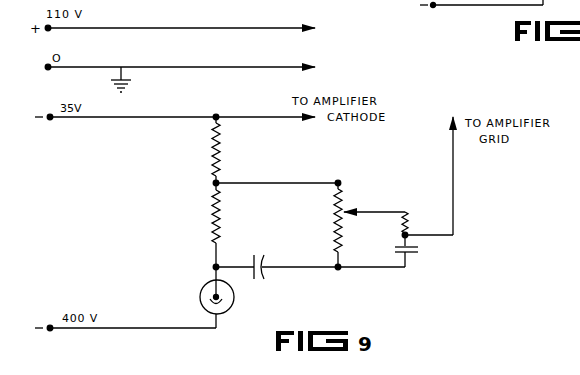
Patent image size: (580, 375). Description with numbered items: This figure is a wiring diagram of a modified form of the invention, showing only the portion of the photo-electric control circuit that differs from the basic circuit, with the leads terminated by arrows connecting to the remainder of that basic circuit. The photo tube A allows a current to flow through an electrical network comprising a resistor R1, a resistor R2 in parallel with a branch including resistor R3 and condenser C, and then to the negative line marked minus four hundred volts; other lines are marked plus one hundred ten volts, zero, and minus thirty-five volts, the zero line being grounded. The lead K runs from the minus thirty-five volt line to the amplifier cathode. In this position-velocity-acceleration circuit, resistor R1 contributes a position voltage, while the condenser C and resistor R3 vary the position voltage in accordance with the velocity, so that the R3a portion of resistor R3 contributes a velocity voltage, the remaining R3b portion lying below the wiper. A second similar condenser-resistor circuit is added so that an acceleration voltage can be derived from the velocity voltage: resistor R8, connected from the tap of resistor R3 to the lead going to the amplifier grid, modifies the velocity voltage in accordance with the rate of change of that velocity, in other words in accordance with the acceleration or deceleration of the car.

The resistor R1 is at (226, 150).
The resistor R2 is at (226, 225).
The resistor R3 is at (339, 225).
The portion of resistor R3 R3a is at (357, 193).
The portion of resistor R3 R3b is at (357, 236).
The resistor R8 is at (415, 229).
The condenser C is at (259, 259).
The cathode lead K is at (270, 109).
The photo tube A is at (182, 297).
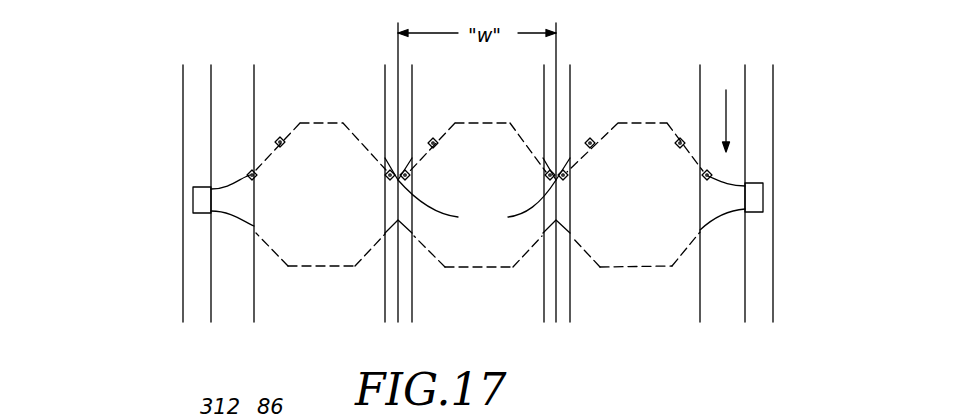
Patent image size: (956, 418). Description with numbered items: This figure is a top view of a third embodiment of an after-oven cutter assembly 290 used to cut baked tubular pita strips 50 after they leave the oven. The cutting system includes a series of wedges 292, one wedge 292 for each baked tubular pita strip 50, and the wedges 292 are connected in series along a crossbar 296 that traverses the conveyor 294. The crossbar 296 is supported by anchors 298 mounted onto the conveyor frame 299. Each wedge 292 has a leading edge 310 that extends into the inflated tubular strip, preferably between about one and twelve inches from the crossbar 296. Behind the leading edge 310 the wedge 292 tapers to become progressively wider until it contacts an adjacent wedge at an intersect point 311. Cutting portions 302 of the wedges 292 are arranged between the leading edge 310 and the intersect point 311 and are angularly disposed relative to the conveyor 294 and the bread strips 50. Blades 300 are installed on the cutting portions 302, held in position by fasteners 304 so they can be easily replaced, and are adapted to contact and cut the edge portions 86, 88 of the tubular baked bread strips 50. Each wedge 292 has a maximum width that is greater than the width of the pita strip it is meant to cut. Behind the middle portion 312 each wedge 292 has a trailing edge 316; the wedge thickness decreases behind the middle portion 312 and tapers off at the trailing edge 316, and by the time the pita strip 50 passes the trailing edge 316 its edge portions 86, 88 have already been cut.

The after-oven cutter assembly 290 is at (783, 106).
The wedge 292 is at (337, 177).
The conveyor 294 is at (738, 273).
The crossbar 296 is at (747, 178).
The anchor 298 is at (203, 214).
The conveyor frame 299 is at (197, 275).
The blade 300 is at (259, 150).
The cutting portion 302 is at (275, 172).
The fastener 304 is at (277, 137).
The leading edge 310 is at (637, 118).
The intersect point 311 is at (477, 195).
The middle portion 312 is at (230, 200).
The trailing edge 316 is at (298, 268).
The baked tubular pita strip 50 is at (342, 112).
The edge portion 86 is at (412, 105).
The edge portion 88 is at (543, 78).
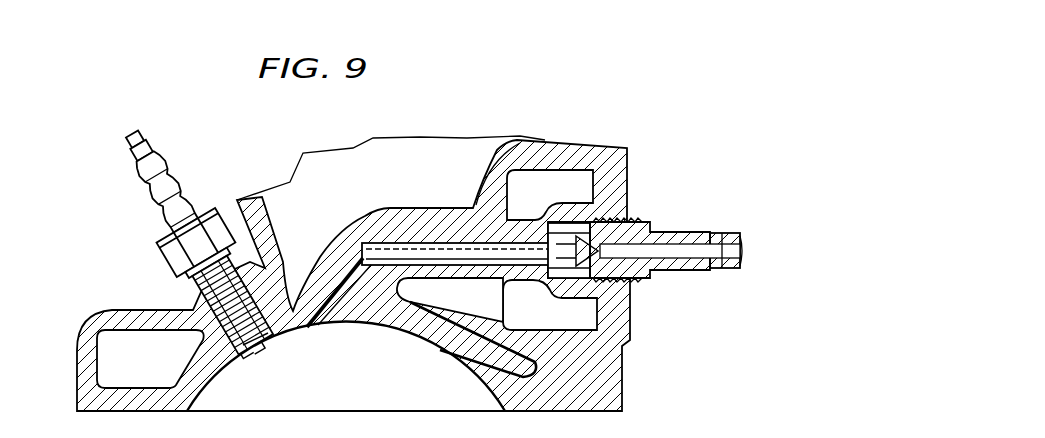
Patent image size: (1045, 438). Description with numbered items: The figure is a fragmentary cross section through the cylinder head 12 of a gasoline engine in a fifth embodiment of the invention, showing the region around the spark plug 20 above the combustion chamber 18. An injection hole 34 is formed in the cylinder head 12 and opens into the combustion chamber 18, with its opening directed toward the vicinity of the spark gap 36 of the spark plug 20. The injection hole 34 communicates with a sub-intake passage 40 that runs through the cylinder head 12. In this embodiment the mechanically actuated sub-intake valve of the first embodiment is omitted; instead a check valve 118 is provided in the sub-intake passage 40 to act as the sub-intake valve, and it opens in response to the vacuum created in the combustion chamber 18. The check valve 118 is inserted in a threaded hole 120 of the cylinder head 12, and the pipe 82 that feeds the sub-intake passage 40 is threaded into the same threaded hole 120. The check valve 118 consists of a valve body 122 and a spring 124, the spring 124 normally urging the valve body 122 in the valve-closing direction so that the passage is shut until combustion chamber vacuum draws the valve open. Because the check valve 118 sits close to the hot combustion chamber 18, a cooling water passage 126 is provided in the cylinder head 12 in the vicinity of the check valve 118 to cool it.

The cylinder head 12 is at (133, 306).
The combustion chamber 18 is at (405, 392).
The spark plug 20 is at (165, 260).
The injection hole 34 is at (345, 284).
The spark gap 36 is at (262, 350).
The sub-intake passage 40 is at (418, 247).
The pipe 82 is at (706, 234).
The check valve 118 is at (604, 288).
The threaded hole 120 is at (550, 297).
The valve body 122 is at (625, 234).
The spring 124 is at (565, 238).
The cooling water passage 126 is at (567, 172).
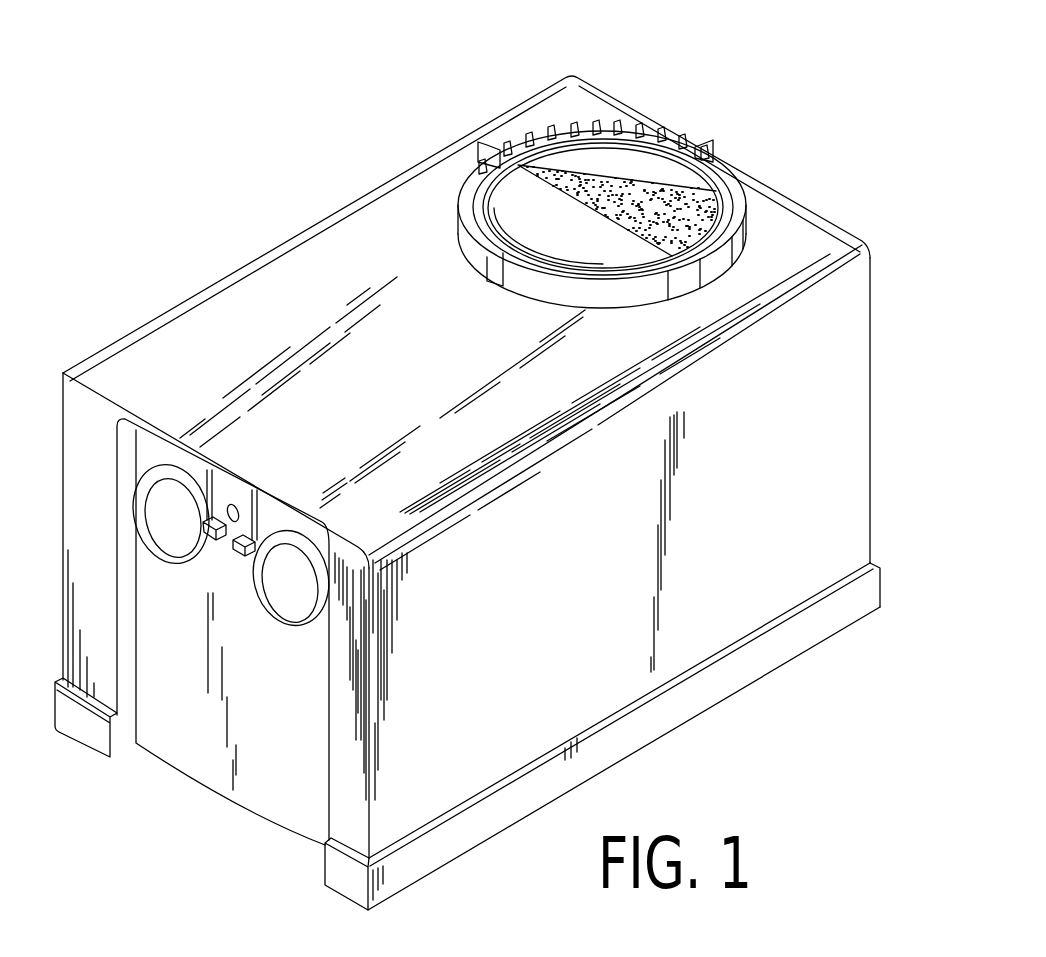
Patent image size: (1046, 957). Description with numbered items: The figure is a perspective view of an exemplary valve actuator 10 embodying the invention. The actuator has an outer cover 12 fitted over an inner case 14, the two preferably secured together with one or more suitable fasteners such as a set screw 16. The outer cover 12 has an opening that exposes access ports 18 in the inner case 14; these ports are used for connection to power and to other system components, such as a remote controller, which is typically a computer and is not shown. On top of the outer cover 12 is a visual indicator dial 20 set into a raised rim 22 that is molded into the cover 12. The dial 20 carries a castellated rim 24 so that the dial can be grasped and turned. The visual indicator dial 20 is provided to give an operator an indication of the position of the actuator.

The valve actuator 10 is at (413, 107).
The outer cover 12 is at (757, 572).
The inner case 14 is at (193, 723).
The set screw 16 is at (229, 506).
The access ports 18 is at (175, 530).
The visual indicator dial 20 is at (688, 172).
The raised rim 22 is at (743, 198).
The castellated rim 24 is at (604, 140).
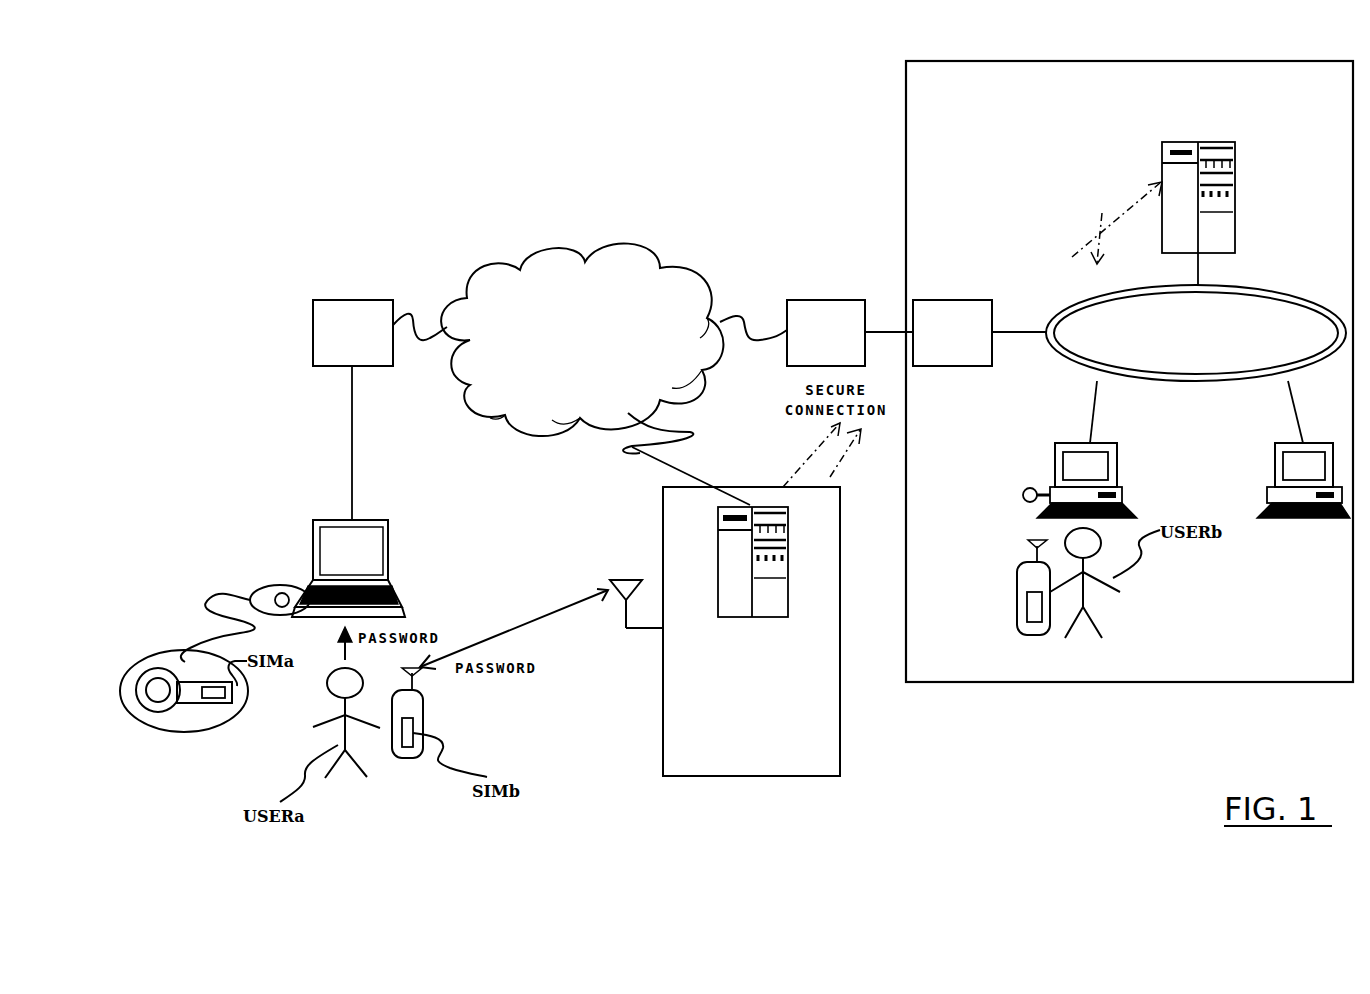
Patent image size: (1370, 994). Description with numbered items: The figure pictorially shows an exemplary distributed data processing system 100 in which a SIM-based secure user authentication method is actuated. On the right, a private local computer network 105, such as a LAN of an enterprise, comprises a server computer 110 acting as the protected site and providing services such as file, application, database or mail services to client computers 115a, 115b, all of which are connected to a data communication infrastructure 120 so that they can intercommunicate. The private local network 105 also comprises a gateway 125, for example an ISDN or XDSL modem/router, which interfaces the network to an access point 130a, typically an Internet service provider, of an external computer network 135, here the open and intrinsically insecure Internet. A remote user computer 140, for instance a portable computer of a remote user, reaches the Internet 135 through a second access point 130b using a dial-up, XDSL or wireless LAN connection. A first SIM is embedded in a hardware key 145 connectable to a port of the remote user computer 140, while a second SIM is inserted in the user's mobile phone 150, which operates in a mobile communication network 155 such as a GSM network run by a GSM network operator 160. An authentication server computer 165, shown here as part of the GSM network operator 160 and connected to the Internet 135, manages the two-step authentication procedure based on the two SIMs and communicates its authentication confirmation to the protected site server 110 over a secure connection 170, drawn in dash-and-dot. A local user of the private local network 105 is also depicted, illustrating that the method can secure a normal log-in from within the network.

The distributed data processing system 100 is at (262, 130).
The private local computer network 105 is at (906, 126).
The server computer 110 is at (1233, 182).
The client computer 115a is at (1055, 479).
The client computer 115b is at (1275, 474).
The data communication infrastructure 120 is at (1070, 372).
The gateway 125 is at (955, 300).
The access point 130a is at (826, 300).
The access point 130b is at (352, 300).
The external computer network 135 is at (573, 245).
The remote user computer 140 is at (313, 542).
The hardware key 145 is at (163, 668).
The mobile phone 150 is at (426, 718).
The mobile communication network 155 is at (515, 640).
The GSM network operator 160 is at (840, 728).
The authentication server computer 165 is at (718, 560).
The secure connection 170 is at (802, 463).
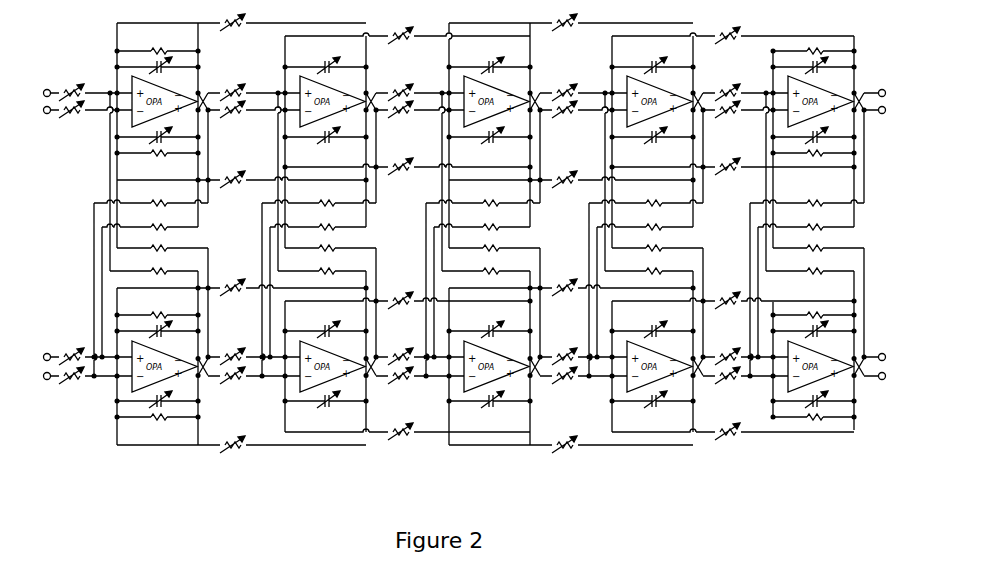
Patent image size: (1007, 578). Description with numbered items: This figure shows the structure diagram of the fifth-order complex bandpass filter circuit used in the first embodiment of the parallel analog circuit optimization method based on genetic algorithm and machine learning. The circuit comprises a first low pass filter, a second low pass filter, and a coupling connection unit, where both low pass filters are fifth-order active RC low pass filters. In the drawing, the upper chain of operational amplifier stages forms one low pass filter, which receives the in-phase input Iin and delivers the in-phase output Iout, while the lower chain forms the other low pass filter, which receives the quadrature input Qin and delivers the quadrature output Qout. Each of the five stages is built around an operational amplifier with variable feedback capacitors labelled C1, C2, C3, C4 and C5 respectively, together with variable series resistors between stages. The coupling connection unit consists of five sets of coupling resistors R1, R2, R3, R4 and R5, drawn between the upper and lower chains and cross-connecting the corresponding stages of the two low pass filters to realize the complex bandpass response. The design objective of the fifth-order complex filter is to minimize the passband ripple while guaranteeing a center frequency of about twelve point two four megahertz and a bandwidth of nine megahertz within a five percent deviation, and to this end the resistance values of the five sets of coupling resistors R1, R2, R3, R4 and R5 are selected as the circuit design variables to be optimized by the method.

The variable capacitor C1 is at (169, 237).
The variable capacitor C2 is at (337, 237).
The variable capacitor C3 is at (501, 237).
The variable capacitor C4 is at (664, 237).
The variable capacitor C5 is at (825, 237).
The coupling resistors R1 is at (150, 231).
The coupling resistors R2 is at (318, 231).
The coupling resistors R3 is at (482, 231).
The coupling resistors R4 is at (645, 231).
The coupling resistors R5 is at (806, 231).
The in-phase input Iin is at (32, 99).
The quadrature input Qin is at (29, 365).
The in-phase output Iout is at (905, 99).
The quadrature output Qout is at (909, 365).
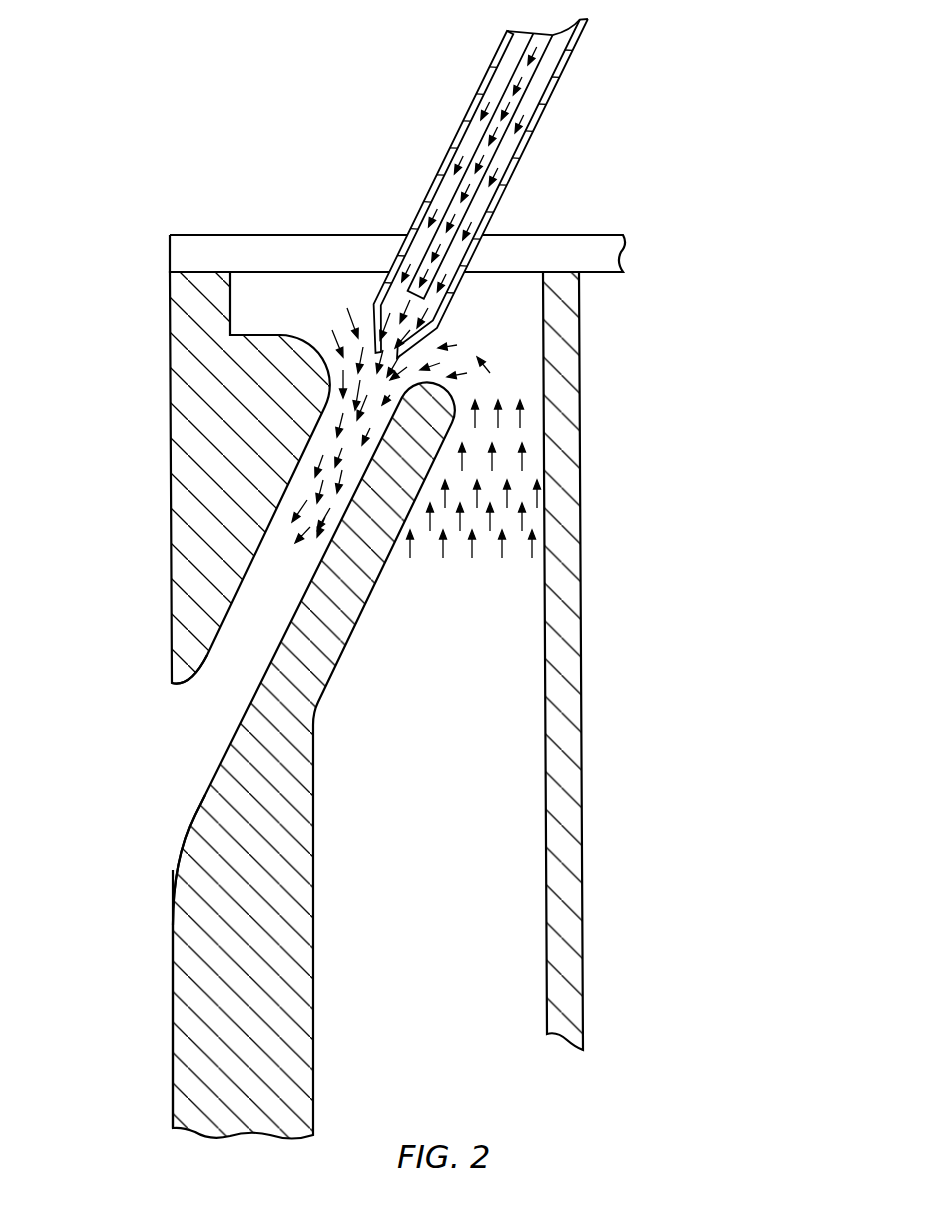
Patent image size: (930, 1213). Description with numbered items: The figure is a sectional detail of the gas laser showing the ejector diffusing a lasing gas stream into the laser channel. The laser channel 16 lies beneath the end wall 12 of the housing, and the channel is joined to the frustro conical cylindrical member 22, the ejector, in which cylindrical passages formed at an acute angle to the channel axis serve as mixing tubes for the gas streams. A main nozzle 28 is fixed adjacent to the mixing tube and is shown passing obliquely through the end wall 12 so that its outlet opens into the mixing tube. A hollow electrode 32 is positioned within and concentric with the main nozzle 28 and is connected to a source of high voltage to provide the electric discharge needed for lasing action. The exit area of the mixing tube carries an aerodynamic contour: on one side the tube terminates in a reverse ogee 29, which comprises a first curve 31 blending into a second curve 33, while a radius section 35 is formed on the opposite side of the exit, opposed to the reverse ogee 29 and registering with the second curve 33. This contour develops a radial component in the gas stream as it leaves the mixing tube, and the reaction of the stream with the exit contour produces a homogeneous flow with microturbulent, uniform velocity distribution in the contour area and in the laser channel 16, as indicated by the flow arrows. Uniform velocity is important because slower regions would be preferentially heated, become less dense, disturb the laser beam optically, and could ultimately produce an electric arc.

· · ·

Copy out the records above word for word, starting with the line containing "Patent image size: (1046, 957)." and ending with the line containing "The set screw 16 is at (229, 506).", both included.

(OUTPUT FOR THIS TASK):
Patent image size: (1046, 957). Description with numbered items: The figure is a perspective view of an exemplary valve actuator 10 embodying the invention. The actuator has an outer cover 12 fitted over an inner case 14, the two preferably secured together with one or more suitable fasteners such as a set screw 16. The outer cover 12 has an opening that exposes access ports 18 in the inner case 14; these ports are used for connection to power and to other system components, such as a remote controller, which is typically a computer and is not shown. On top of the outer cover 12 is a visual indicator dial 20 set into a raised rim 22 that is molded into the cover 12. The dial 20 carries a castellated rim 24 so that the dial can be grasped and turned. The visual indicator dial 20 is provided to give an operator an indication of the position of the actuator.

The valve actuator 10 is at (413, 107).
The outer cover 12 is at (757, 572).
The inner case 14 is at (193, 723).
The set screw 16 is at (229, 506).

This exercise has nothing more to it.